Copy out, in full, each line of the listing below that contains the string "segment".

>>>

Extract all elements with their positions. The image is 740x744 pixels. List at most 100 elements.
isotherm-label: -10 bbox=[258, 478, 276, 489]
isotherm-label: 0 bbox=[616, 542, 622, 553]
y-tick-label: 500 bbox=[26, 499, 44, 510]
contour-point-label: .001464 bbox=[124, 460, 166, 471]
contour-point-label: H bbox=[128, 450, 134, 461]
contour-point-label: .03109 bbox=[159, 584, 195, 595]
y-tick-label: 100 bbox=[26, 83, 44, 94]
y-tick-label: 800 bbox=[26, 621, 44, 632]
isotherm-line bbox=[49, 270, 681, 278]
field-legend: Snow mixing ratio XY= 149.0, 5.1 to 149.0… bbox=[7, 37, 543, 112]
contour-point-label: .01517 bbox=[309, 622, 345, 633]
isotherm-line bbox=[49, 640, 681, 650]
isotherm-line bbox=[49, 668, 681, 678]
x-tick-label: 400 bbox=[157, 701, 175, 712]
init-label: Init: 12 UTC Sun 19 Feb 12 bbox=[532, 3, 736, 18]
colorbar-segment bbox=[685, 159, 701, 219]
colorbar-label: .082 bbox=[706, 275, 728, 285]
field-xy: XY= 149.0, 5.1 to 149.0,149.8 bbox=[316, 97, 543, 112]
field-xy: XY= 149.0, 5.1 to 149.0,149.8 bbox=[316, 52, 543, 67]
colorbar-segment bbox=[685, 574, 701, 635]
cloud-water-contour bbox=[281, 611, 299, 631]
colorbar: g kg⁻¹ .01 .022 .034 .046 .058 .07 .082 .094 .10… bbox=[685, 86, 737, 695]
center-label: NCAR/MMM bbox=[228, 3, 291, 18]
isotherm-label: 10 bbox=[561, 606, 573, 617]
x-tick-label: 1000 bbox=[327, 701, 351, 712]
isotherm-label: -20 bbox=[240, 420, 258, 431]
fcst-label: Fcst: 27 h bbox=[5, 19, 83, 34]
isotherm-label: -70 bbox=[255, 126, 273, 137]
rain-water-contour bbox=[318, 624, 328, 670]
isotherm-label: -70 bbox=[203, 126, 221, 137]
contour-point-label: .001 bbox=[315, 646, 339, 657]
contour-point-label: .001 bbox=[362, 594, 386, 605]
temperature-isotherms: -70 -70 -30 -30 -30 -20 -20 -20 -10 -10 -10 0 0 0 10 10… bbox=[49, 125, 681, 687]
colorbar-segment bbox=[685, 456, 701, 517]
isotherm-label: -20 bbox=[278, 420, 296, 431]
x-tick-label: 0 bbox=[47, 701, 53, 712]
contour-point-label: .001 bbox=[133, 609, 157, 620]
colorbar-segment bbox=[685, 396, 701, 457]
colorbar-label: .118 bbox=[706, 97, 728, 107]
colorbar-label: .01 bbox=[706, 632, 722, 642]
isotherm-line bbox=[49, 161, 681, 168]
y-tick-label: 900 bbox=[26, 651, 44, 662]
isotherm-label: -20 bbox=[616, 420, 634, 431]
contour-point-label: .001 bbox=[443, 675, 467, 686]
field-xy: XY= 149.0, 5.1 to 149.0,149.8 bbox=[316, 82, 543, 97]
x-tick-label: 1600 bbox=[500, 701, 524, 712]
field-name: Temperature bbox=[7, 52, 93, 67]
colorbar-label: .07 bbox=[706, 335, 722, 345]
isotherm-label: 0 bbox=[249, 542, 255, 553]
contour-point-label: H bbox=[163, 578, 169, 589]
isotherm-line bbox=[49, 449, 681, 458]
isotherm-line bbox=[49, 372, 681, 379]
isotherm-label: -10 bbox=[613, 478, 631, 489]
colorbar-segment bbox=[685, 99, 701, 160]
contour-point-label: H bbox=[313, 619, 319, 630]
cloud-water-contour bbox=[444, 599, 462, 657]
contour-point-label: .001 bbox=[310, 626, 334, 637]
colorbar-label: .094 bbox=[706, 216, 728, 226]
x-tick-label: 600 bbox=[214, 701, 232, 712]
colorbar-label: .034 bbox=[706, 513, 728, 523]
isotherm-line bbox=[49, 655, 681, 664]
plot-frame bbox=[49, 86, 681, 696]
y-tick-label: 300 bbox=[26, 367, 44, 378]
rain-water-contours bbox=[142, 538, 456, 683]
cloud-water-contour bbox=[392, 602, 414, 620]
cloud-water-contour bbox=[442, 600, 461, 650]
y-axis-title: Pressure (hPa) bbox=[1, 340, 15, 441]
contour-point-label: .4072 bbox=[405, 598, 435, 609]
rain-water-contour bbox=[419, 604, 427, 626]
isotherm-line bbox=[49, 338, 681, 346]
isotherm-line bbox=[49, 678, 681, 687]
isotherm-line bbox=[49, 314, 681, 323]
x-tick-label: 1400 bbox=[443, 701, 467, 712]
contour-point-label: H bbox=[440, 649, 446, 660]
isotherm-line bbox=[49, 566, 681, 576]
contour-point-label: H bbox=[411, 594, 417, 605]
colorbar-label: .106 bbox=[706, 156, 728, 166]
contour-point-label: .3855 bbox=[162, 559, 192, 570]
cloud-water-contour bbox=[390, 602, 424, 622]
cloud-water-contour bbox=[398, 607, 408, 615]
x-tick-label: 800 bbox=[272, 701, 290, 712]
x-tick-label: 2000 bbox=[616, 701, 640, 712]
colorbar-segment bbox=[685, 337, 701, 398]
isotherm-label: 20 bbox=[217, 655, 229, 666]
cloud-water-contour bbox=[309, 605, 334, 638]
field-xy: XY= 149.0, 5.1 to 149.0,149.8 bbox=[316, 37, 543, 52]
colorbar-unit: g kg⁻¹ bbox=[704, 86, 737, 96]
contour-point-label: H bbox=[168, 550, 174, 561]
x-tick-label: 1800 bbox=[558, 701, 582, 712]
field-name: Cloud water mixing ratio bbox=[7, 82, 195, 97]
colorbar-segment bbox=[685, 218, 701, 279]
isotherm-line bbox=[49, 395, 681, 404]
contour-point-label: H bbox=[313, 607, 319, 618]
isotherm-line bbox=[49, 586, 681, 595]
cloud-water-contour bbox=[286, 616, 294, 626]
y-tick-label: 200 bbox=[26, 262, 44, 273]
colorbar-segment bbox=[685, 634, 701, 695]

<<<

## TASK RESULT
colorbar-segment bbox=[685, 159, 701, 219]
colorbar-segment bbox=[685, 574, 701, 635]
colorbar-segment bbox=[685, 456, 701, 517]
colorbar-segment bbox=[685, 396, 701, 457]
colorbar-segment bbox=[685, 99, 701, 160]
colorbar-segment bbox=[685, 337, 701, 398]
colorbar-segment bbox=[685, 218, 701, 279]
colorbar-segment bbox=[685, 634, 701, 695]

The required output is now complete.